» **REQUIRED TASK**: Collect every line below that contains the word "FFFFFF".

» **DATA LISTING**:
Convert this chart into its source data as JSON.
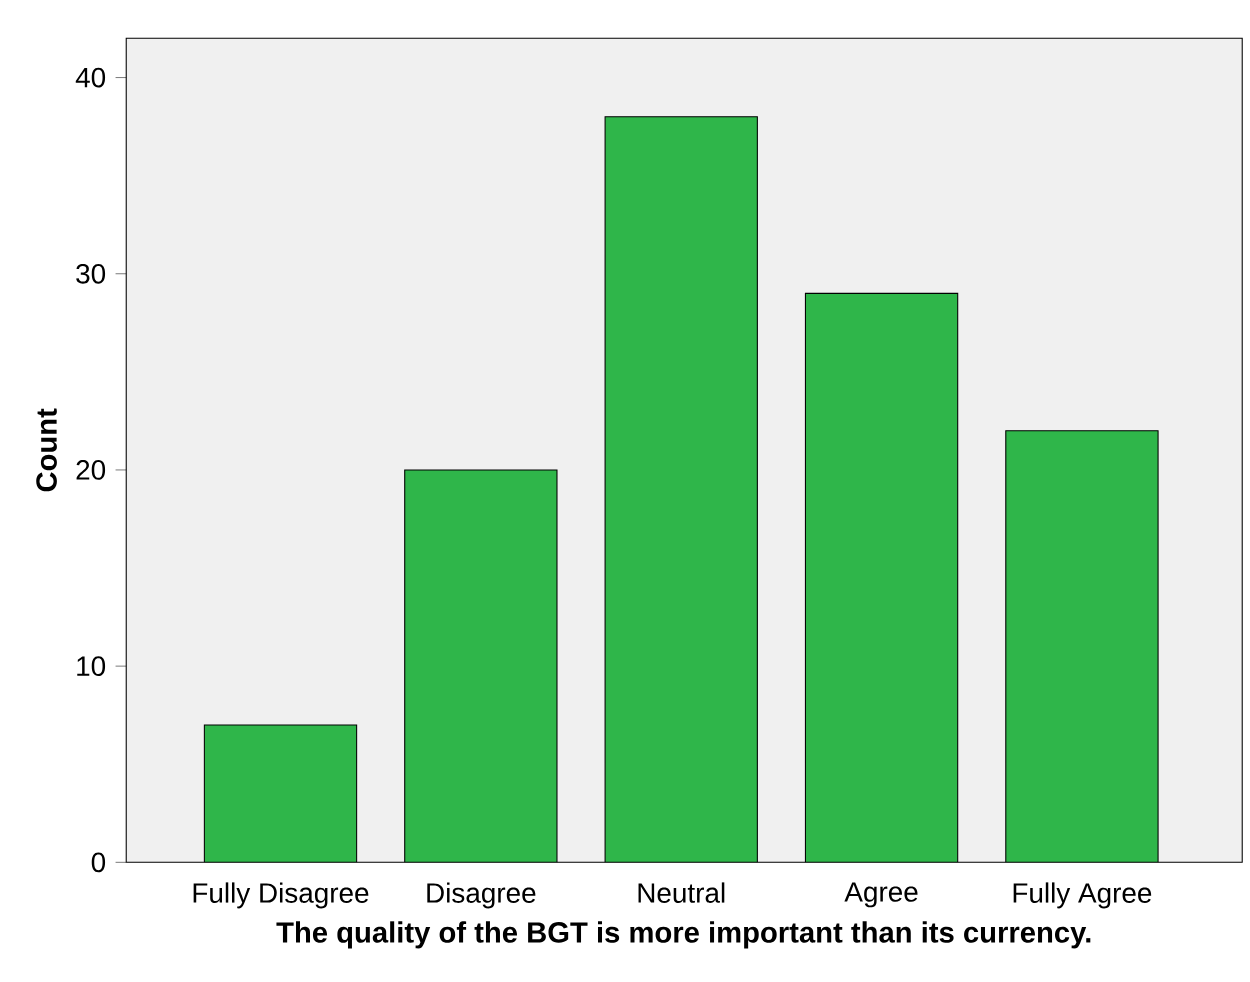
{
  "chart_data": {
    "type": "bar",
    "xlabel": "**The quality of the BGT is more important than its currency.**",
    "ylabel": "**Count**",
    "categories": [
      "Fully Disagree",
      "Disagree",
      "Neutral",
      "Agree",
      "Fully Agree"
    ],
    "values": [
      7,
      20,
      38,
      29,
      22
    ],
    "color": "#2fb64a",
    "ylim": [
      0,
      42
    ],
    "yticks": [
      0,
      10,
      20,
      30,
      40
    ],
    "grid": false
  }
}
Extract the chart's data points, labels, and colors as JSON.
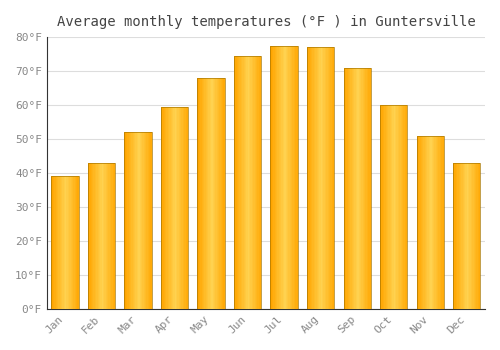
{
  "title": "Average monthly temperatures (°F ) in Guntersville",
  "months": [
    "Jan",
    "Feb",
    "Mar",
    "Apr",
    "May",
    "Jun",
    "Jul",
    "Aug",
    "Sep",
    "Oct",
    "Nov",
    "Dec"
  ],
  "values": [
    39,
    43,
    52,
    59.5,
    68,
    74.5,
    77.5,
    77,
    71,
    60,
    51,
    43
  ],
  "bar_color": "#FFA500",
  "bar_edge_color": "#CC8800",
  "bar_center_color": "#FFCC44",
  "background_color": "#FFFFFF",
  "plot_bg_color": "#FFFFFF",
  "grid_color": "#DDDDDD",
  "ylim": [
    0,
    80
  ],
  "yticks": [
    0,
    10,
    20,
    30,
    40,
    50,
    60,
    70,
    80
  ],
  "ytick_labels": [
    "0°F",
    "10°F",
    "20°F",
    "30°F",
    "40°F",
    "50°F",
    "60°F",
    "70°F",
    "80°F"
  ],
  "title_fontsize": 10,
  "tick_fontsize": 8,
  "tick_color": "#888888",
  "axis_color": "#333333",
  "title_color": "#444444"
}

» **ANSWER TO THIS EXERCISE**:
  "background_color": "#FFFFFF",
  "plot_bg_color": "#FFFFFF",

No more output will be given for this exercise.